**** Extracted data ****
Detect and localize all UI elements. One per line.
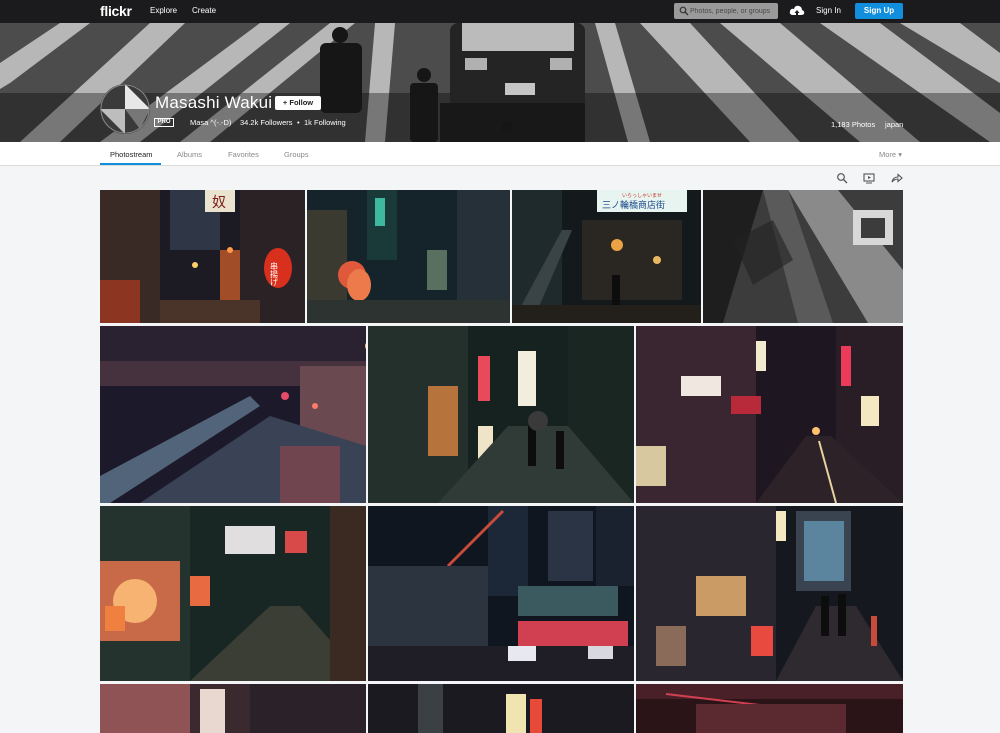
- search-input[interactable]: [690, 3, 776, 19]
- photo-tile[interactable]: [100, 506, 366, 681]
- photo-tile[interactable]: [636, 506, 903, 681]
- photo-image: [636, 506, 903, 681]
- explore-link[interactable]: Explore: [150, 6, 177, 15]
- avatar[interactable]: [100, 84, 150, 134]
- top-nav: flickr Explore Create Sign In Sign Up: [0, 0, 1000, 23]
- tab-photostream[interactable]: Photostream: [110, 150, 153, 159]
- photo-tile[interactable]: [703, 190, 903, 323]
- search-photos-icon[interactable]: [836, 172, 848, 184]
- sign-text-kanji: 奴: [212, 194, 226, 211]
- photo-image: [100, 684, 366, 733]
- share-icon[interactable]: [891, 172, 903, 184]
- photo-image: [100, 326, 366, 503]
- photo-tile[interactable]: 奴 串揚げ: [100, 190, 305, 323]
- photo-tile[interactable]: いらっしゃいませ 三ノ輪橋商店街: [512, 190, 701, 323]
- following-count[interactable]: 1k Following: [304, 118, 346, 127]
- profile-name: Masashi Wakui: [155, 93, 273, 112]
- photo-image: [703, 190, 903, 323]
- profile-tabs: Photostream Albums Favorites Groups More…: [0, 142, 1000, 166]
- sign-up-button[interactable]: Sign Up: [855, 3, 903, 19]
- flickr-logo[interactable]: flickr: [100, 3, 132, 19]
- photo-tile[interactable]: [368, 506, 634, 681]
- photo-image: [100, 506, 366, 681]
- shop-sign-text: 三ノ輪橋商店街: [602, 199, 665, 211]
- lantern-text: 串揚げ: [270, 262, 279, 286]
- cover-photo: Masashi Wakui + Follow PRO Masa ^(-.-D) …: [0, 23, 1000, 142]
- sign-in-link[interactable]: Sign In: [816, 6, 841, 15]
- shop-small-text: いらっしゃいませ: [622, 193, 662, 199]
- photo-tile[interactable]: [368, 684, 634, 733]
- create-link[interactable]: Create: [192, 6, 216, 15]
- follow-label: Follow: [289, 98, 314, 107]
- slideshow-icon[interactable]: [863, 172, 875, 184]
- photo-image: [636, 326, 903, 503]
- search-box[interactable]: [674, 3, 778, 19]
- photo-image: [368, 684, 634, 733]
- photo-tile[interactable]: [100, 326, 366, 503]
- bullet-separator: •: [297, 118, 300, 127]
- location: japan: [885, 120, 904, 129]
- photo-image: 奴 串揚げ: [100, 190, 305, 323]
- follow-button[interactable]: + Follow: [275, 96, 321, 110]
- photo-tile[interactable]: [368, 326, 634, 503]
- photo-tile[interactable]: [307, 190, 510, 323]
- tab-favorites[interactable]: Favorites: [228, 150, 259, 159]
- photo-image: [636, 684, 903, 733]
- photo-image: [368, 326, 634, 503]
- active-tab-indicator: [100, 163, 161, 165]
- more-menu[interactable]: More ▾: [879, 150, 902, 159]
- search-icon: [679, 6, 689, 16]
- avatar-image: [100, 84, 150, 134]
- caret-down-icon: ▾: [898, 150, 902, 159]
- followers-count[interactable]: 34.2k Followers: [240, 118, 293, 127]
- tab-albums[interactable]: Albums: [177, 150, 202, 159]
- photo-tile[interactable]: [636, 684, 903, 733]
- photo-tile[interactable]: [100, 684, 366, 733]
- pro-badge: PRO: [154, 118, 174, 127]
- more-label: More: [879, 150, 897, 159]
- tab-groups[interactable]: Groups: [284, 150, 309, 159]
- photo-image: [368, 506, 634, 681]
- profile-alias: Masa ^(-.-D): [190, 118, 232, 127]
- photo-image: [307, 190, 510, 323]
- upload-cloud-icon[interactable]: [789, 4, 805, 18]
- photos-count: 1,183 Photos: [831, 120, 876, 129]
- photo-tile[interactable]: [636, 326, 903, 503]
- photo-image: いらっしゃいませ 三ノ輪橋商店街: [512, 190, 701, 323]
****
Copy the lines above word for word, starting with the line that contains "- search-input[interactable]: [690, 3, 776, 19]" and ending after the line that contains "- explore-link[interactable]: Explore: [150, 6, 177, 15]".

- search-input[interactable]: [690, 3, 776, 19]
- photo-tile[interactable]: [100, 506, 366, 681]
- photo-tile[interactable]: [636, 506, 903, 681]
- photo-image: [636, 506, 903, 681]
- explore-link[interactable]: Explore: [150, 6, 177, 15]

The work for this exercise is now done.